About this exercise - Copy out all lines of the records in which the word "acid" appears.

Source material -
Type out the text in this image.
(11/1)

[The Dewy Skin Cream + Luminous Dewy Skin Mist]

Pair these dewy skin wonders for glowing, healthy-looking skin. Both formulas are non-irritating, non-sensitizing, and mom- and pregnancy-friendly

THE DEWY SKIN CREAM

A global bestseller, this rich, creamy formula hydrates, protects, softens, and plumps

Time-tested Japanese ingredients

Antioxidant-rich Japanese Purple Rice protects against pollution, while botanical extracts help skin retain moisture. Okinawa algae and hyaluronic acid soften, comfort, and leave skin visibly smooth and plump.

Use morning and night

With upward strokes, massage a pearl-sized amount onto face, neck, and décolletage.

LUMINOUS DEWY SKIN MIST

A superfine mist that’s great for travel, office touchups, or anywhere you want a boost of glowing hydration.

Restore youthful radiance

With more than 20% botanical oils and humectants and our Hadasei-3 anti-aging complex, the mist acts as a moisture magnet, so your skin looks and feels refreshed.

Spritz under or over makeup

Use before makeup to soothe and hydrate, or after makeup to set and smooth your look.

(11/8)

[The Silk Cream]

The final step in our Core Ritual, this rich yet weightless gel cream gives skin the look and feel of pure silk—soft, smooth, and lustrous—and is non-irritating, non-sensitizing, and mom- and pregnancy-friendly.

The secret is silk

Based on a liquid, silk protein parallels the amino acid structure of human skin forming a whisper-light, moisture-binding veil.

Completed exercise -
Antioxidant-rich Japanese Purple Rice protects against pollution, while botanical extracts help skin retain moisture. Okinawa algae and hyaluronic acid soften, comfort, and leave skin visibly smooth and plump.
Based on a liquid, silk protein parallels the amino acid structure of human skin forming a whisper-light, moisture-binding veil.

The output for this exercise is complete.